WHAT THE TASK REQUIRES
For the material that follows, list every line containing the word "outer".

Stored data entries:
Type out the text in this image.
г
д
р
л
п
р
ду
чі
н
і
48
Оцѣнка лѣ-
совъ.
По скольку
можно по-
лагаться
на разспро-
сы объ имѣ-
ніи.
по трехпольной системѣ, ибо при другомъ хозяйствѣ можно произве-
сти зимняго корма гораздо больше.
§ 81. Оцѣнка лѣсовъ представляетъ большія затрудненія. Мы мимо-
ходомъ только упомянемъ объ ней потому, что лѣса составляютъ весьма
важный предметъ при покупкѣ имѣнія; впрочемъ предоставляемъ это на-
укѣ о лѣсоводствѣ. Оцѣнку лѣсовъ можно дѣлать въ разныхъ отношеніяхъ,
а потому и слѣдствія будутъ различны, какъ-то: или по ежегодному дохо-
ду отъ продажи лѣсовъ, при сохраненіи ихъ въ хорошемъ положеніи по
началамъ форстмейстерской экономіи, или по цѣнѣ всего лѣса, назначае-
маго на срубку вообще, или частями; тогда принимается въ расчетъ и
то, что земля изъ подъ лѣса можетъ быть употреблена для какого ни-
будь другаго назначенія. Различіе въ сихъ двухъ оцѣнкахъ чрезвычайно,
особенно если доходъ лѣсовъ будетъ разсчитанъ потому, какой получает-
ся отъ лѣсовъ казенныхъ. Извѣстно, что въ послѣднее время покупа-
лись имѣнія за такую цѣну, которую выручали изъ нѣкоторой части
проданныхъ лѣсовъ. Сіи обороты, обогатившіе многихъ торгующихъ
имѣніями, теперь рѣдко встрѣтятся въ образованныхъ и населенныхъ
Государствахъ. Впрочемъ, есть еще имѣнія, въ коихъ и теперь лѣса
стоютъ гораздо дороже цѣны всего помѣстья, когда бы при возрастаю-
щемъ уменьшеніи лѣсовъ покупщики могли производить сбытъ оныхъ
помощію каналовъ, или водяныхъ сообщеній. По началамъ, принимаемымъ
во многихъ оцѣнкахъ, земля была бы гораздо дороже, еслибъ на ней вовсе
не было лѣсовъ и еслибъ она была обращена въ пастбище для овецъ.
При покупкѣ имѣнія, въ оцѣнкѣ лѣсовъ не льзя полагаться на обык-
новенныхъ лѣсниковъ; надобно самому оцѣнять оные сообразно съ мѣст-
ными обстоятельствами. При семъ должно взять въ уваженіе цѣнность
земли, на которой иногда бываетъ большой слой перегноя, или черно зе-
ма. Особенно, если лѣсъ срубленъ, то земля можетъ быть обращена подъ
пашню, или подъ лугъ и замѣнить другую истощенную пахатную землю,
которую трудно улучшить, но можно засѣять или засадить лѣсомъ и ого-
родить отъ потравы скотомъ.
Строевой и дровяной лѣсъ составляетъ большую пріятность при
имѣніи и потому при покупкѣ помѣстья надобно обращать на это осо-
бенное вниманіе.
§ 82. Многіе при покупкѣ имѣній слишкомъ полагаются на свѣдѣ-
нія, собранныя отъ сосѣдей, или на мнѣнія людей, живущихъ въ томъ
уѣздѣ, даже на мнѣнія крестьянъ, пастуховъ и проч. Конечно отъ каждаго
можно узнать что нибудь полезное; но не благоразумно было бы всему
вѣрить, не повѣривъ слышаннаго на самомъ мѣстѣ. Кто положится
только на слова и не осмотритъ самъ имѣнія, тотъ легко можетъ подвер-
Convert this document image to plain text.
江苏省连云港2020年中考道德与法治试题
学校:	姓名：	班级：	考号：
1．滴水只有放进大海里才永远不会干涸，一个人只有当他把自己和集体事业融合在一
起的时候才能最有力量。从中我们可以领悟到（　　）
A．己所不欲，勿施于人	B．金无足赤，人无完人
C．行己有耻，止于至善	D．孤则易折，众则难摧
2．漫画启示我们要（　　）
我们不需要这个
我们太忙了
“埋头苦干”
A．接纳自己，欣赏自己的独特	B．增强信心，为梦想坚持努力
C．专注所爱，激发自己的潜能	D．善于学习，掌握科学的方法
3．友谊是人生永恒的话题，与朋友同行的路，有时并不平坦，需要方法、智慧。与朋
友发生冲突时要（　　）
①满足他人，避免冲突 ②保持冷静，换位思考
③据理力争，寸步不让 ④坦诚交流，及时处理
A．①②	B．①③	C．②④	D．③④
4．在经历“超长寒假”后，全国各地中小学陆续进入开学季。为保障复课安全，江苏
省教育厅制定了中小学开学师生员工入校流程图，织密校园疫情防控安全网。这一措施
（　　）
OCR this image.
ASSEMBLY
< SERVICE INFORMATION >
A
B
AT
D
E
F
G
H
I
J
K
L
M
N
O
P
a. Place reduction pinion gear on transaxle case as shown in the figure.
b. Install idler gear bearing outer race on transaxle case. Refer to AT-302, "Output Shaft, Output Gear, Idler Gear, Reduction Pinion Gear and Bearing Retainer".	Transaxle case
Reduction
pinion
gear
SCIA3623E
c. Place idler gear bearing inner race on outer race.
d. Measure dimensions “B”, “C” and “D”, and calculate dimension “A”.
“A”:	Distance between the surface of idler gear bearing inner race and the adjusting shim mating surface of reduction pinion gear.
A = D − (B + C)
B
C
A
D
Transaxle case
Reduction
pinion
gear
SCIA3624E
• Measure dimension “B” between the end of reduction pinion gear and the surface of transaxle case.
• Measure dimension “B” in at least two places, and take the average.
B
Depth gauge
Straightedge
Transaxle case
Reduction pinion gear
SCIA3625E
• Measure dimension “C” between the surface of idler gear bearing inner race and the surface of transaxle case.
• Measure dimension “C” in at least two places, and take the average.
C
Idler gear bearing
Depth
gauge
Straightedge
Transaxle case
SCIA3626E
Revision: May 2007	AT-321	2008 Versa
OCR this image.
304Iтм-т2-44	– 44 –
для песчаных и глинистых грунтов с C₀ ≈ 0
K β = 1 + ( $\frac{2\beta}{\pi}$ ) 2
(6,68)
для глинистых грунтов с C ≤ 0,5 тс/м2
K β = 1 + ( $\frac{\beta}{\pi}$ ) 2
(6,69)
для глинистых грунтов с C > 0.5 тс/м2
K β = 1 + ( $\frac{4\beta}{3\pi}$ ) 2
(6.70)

RESULT BELOW
b. Install idler gear bearing outer race on transaxle case. Refer to AT-302, "Output Shaft, Output Gear, Idler Gear, Reduction Pinion Gear and Bearing Retainer".	Transaxle case
c. Place idler gear bearing inner race on outer race.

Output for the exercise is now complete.